**Excerpted records:**
■ ■ ■
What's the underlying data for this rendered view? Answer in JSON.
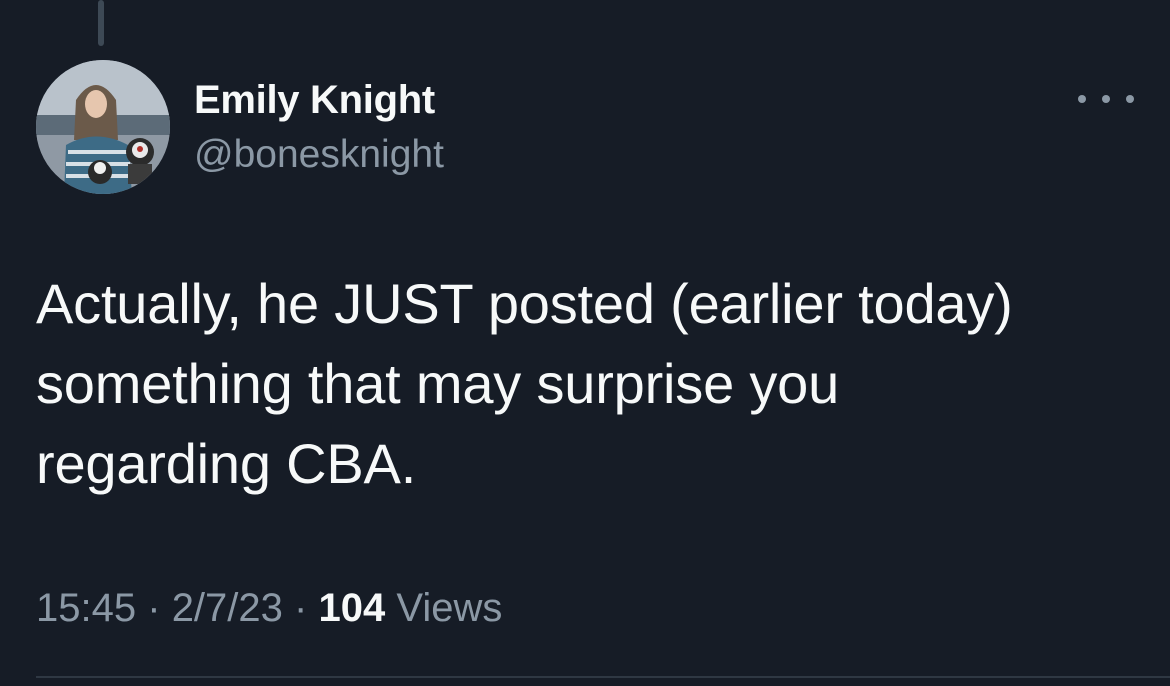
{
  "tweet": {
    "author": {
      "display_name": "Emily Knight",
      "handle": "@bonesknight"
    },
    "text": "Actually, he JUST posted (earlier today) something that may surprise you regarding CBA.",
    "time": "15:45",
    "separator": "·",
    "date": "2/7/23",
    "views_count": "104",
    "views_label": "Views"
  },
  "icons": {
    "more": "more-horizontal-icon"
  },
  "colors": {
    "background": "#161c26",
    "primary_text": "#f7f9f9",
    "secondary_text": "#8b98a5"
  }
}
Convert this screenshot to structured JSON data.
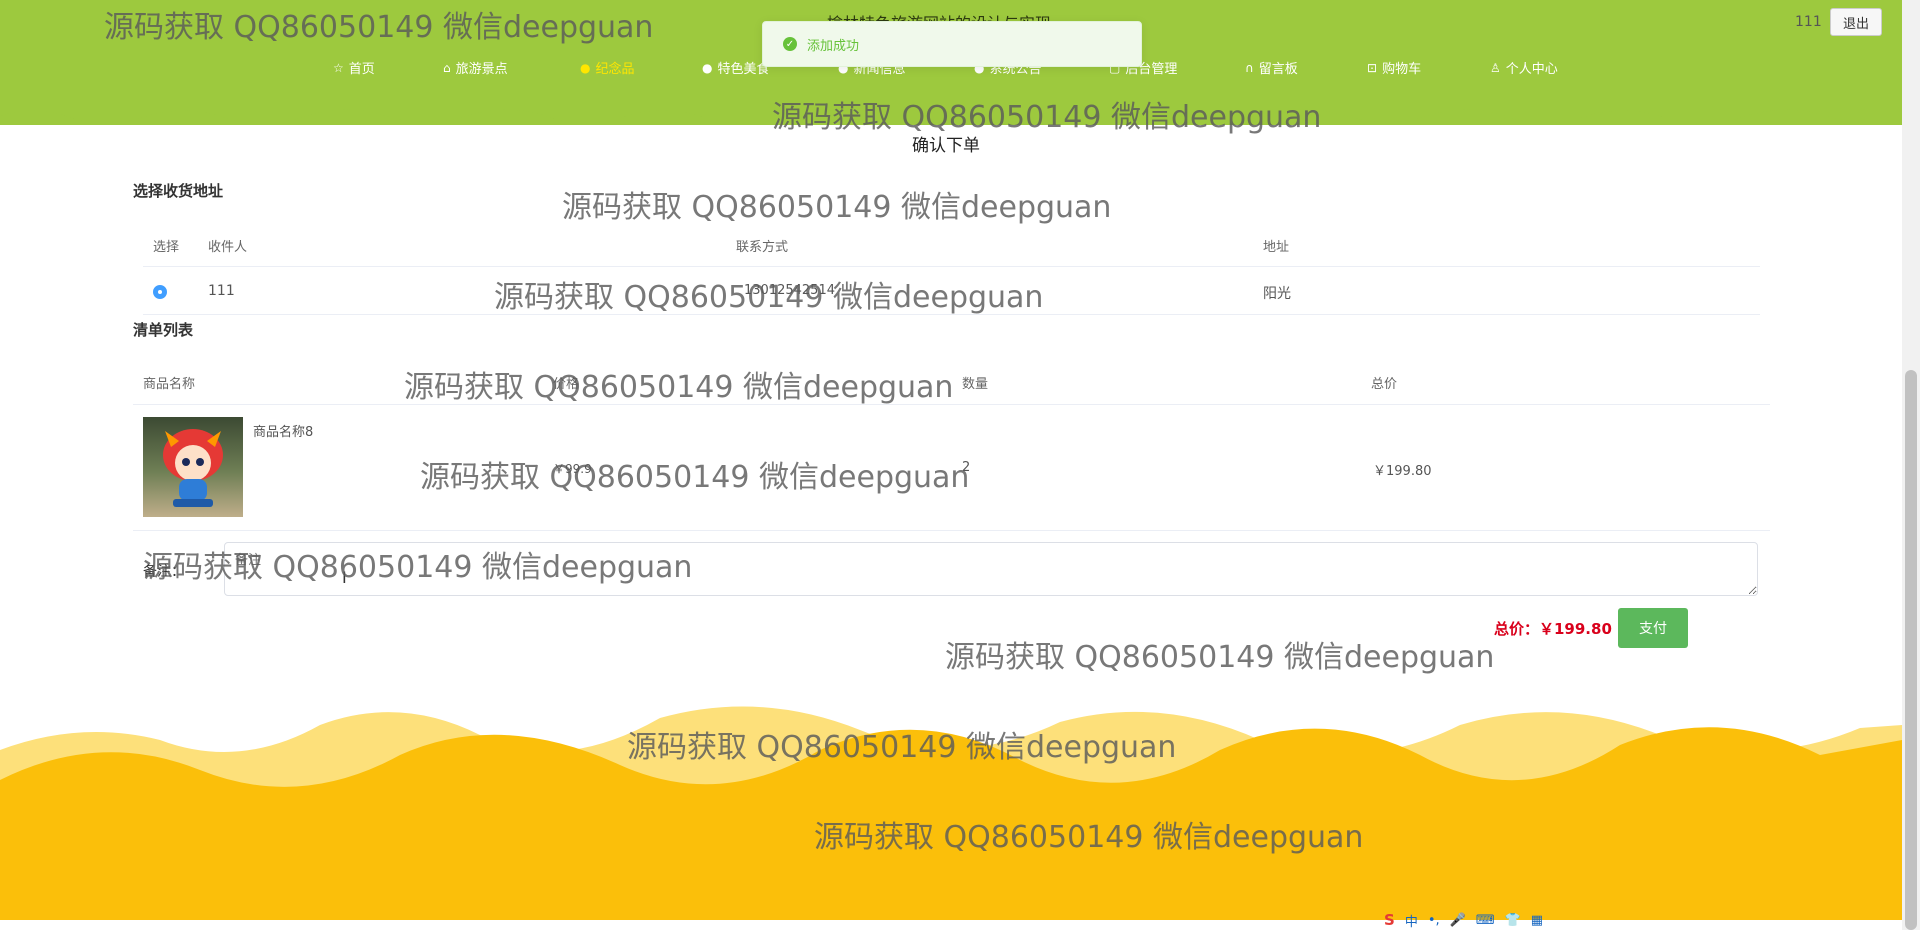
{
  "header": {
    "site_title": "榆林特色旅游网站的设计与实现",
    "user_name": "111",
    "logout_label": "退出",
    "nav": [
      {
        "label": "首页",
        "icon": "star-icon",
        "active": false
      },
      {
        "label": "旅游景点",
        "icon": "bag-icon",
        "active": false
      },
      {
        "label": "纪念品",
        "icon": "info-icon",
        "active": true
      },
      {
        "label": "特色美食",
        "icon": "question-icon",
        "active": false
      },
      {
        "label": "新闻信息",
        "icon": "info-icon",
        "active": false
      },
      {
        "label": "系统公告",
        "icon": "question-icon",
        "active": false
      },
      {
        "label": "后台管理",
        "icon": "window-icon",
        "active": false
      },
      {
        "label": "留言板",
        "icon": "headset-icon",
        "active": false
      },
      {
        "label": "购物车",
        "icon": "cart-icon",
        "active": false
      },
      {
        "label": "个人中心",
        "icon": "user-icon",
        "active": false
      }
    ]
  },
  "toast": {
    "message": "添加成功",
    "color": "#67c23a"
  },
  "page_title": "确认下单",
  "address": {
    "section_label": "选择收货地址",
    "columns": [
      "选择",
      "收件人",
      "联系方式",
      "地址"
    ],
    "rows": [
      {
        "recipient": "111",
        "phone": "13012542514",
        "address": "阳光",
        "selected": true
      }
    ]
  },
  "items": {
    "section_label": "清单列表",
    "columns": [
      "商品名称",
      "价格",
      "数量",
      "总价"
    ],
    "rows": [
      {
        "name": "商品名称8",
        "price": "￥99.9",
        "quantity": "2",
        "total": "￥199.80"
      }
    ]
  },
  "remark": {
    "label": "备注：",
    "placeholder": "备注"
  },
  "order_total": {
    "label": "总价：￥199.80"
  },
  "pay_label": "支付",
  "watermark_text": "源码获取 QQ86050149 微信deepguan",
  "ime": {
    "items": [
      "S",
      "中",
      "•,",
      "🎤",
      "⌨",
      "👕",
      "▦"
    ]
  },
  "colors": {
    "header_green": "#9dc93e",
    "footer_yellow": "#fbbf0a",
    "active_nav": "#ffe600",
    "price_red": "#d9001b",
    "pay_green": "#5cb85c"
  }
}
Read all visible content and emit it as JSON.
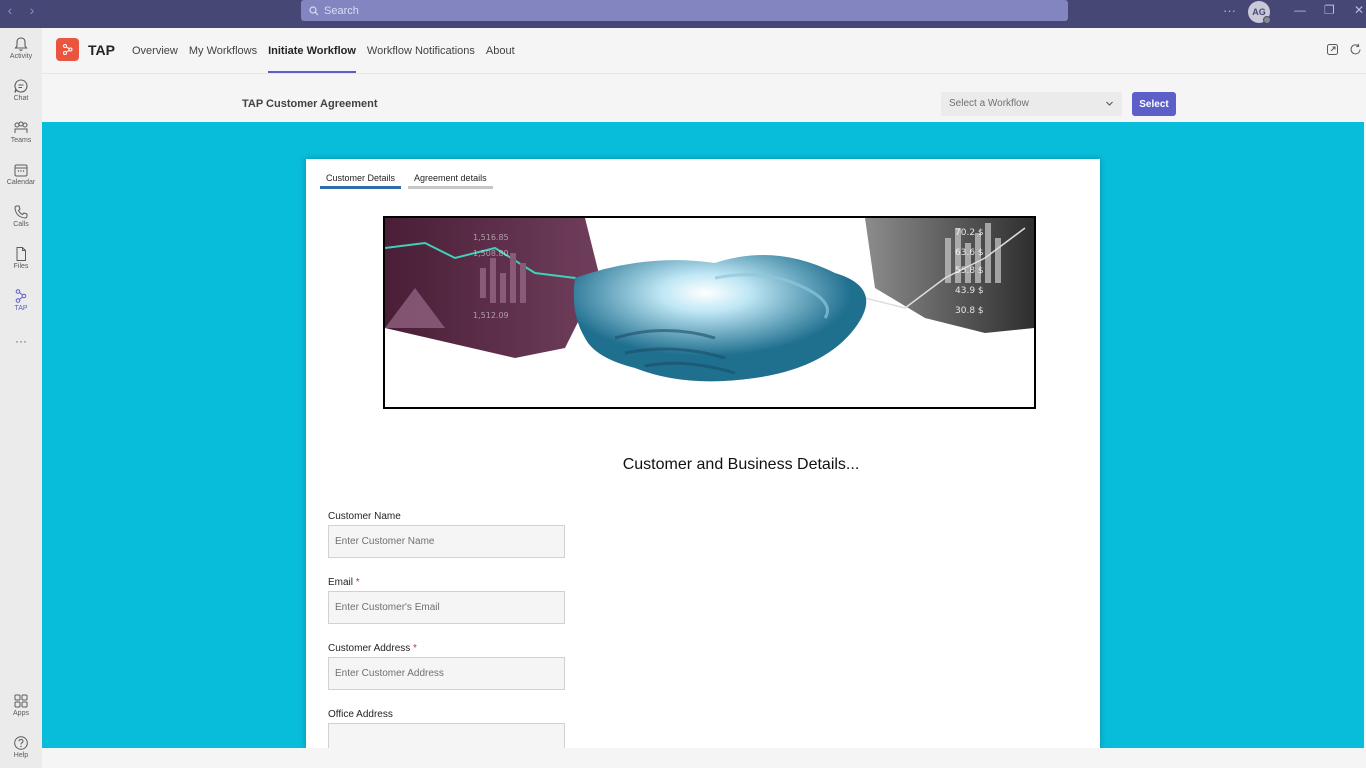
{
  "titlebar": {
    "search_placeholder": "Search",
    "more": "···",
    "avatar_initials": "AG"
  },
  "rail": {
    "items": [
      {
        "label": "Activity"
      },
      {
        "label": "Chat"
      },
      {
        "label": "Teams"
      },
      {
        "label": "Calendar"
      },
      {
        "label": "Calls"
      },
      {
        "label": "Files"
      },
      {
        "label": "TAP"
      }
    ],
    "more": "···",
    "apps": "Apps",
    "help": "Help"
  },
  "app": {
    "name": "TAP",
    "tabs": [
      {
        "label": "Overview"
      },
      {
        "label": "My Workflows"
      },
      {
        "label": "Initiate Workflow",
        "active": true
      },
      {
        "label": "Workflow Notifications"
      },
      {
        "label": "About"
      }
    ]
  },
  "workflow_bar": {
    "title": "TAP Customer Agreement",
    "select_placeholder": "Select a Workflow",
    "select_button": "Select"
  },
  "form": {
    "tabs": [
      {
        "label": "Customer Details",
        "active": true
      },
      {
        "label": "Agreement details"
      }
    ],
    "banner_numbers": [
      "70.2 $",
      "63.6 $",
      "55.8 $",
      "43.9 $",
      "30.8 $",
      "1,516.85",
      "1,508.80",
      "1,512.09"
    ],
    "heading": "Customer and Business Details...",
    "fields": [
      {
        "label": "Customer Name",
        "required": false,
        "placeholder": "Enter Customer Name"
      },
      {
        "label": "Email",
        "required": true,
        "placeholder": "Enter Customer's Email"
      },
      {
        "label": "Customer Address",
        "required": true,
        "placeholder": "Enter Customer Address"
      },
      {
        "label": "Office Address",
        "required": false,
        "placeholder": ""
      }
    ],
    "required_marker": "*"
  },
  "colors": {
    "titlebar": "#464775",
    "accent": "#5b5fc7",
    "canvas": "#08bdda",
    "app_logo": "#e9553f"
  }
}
■ ■ ■
**Exercise directions:**
Gather from the records above every line containing the string "this".

**Exercise response:**
What's the underlying data for this rendered view? Answer in JSON.
Convert this screenshot to structured JSON data.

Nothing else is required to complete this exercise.